Reproduce each line exactly, including spacing and punctuation.

━━━━━ Records shown ━━━━━

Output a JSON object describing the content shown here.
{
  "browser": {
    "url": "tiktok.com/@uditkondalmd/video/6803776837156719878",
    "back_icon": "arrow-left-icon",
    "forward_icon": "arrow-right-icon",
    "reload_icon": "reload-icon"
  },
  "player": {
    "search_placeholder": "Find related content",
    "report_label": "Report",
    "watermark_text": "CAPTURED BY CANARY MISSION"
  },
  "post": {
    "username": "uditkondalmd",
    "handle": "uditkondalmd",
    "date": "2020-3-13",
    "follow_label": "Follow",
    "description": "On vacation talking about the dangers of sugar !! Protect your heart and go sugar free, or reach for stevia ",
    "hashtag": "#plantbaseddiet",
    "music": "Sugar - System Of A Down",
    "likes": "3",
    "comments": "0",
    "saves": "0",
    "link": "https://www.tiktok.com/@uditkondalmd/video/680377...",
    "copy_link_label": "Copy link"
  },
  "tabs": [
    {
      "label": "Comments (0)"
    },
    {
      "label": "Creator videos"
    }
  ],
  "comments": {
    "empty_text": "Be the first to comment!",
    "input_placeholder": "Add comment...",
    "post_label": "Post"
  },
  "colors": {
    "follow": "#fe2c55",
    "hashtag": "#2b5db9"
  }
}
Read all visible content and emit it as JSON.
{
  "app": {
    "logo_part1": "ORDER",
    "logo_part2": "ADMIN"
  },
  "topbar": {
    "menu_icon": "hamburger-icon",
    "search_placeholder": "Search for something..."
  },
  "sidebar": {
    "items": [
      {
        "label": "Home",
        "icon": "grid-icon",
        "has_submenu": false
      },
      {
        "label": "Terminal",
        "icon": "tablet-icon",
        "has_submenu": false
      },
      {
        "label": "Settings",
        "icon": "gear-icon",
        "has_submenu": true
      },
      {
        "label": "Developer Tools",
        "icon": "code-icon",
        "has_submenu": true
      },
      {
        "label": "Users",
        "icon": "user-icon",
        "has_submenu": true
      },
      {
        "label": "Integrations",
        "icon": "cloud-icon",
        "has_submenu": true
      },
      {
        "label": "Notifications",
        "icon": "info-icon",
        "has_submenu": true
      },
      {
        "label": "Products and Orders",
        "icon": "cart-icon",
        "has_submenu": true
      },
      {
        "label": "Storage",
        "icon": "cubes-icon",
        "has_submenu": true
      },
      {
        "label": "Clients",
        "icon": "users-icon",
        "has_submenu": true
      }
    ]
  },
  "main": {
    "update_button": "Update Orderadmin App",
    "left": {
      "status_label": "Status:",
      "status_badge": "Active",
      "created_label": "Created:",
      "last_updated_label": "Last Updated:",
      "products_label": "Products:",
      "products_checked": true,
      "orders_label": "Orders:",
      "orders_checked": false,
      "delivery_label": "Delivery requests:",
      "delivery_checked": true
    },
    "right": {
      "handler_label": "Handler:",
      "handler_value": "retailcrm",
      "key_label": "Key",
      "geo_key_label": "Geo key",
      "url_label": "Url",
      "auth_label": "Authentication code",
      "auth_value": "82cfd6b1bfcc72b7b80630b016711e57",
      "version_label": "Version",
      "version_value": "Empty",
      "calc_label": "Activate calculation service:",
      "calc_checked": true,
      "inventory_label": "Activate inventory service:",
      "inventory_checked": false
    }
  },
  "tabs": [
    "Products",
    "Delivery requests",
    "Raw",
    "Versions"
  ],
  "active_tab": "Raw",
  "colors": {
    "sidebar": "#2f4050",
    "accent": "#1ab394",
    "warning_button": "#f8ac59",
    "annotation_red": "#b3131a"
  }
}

━━━━━

**Exercise output**
Output a JSON object describing the content shown here.
{
  "browser": {
    "url": "tiktok.com/@uditkondalmd/video/6803776837156719878",
    "back_icon": "arrow-left-icon",
    "forward_icon": "arrow-right-icon",
    "reload_icon": "reload-icon"
  },
  "player": {
    "search_placeholder": "Find related content",
    "report_label": "Report",
    "watermark_text": "CAPTURED BY CANARY MISSION"
  },
  "post": {
    "username": "uditkondalmd",
    "handle": "uditkondalmd",
    "date": "2020-3-13",
    "follow_label": "Follow",
    "description": "On vacation talking about the dangers of sugar !! Protect your heart and go sugar free, or reach for stevia ",
    "hashtag": "#plantbaseddiet",
    "music": "Sugar - System Of A Down",
    "likes": "3",
    "comments": "0",
    "saves": "0",
    "link": "https://www.tiktok.com/@uditkondalmd/video/680377...",
    "copy_link_label": "Copy link"
  },
  "tabs": [
    {
      "label": "Comments (0)"
    },
    {
      "label": "Creator videos"
    }
  ],
  "comments": {
    "empty_text": "Be the first to comment!",
    "input_placeholder": "Add comment...",
    "post_label": "Post"
  },
  "colors": {
    "follow": "#fe2c55",
    "hashtag": "#2b5db9"
  }
}
Read all visible content and emit it as JSON.
{
  "app": {
    "logo_part1": "ORDER",
    "logo_part2": "ADMIN"
  },
  "topbar": {
    "menu_icon": "hamburger-icon",
    "search_placeholder": "Search for something..."
  },
  "sidebar": {
    "items": [
      {
        "label": "Home",
        "icon": "grid-icon",
        "has_submenu": false
      },
      {
        "label": "Terminal",
        "icon": "tablet-icon",
        "has_submenu": false
      },
      {
        "label": "Settings",
        "icon": "gear-icon",
        "has_submenu": true
      },
      {
        "label": "Developer Tools",
        "icon": "code-icon",
        "has_submenu": true
      },
      {
        "label": "Users",
        "icon": "user-icon",
        "has_submenu": true
      },
      {
        "label": "Integrations",
        "icon": "cloud-icon",
        "has_submenu": true
      },
      {
        "label": "Notifications",
        "icon": "info-icon",
        "has_submenu": true
      },
      {
        "label": "Products and Orders",
        "icon": "cart-icon",
        "has_submenu": true
      },
      {
        "label": "Storage",
        "icon": "cubes-icon",
        "has_submenu": true
      },
      {
        "label": "Clients",
        "icon": "users-icon",
        "has_submenu": true
      }
    ]
  },
  "main": {
    "update_button": "Update Orderadmin App",
    "left": {
      "status_label": "Status:",
      "status_badge": "Active",
      "created_label": "Created:",
      "last_updated_label": "Last Updated:",
      "products_label": "Products:",
      "products_checked": true,
      "orders_label": "Orders:",
      "orders_checked": false,
      "delivery_label": "Delivery requests:",
      "delivery_checked": true
    },
    "right": {
      "handler_label": "Handler:",
      "handler_value": "retailcrm",
      "key_label": "Key",
      "geo_key_label": "Geo key",
      "url_label": "Url",
      "auth_label": "Authentication code",
      "auth_value": "82cfd6b1bfcc72b7b80630b016711e57",
      "version_label": "Version",
      "version_value": "Empty",
      "calc_label": "Activate calculation service:",
      "calc_checked": true,
      "inventory_label": "Activate inventory service:",
      "inventory_checked": false
    }
  },
  "tabs": [
    "Products",
    "Delivery requests",
    "Raw",
    "Versions"
  ],
  "active_tab": "Raw",
  "colors": {
    "sidebar": "#2f4050",
    "accent": "#1ab394",
    "warning_button": "#f8ac59",
    "annotation_red": "#b3131a"
  }
}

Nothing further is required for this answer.